§ Records to use:
==================================================
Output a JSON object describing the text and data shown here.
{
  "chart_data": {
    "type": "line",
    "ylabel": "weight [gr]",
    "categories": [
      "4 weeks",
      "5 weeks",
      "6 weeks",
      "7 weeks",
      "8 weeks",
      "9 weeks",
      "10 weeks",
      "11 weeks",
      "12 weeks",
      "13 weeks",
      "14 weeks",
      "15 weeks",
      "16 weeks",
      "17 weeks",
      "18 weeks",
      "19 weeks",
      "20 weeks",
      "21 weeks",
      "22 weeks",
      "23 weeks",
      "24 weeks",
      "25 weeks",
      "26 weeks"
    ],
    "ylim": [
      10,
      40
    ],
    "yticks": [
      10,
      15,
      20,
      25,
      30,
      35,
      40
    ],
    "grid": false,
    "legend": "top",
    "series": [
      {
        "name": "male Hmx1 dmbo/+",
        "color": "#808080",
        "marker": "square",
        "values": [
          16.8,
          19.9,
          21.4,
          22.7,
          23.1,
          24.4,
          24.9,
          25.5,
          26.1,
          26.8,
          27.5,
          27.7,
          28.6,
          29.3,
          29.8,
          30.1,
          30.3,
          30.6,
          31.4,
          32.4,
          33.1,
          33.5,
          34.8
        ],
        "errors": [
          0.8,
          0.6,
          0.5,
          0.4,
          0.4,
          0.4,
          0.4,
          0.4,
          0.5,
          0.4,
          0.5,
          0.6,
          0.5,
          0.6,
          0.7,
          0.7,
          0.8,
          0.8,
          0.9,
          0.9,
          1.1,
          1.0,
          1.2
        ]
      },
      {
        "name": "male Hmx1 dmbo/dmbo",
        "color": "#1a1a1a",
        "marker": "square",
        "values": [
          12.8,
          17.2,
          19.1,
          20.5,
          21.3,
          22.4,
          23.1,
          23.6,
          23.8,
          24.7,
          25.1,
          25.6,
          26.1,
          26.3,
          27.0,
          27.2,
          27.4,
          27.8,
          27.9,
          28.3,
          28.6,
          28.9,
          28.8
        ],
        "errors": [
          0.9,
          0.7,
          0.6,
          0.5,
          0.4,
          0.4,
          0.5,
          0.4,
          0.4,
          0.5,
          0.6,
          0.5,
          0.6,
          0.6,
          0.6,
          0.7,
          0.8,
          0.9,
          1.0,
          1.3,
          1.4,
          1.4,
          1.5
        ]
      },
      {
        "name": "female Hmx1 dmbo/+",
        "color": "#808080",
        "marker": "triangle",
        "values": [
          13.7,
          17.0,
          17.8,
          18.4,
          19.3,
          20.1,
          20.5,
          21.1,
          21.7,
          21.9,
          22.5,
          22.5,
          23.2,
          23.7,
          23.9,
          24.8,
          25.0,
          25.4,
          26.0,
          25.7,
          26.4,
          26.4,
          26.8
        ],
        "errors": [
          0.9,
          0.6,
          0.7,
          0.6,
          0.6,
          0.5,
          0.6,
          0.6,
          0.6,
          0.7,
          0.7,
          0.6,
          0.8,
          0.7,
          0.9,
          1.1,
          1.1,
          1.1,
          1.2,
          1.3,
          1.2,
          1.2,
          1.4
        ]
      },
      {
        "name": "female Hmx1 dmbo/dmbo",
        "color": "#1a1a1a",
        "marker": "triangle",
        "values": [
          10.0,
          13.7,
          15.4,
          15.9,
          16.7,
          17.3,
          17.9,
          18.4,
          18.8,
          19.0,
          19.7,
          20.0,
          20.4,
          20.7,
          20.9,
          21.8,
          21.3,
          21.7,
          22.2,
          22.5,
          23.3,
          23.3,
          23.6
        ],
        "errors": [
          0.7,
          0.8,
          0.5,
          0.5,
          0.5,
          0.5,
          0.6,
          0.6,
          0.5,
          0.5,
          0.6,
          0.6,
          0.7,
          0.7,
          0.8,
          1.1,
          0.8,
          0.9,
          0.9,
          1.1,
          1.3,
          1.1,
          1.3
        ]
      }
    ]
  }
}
==================================================
§ Your objective:
Which lines above contain "name"? Show each of them.

§ Response:
        "name": "male Hmx1 dmbo/+",
        "name": "male Hmx1 dmbo/dmbo",
        "name": "female Hmx1 dmbo/+",
        "name": "female Hmx1 dmbo/dmbo",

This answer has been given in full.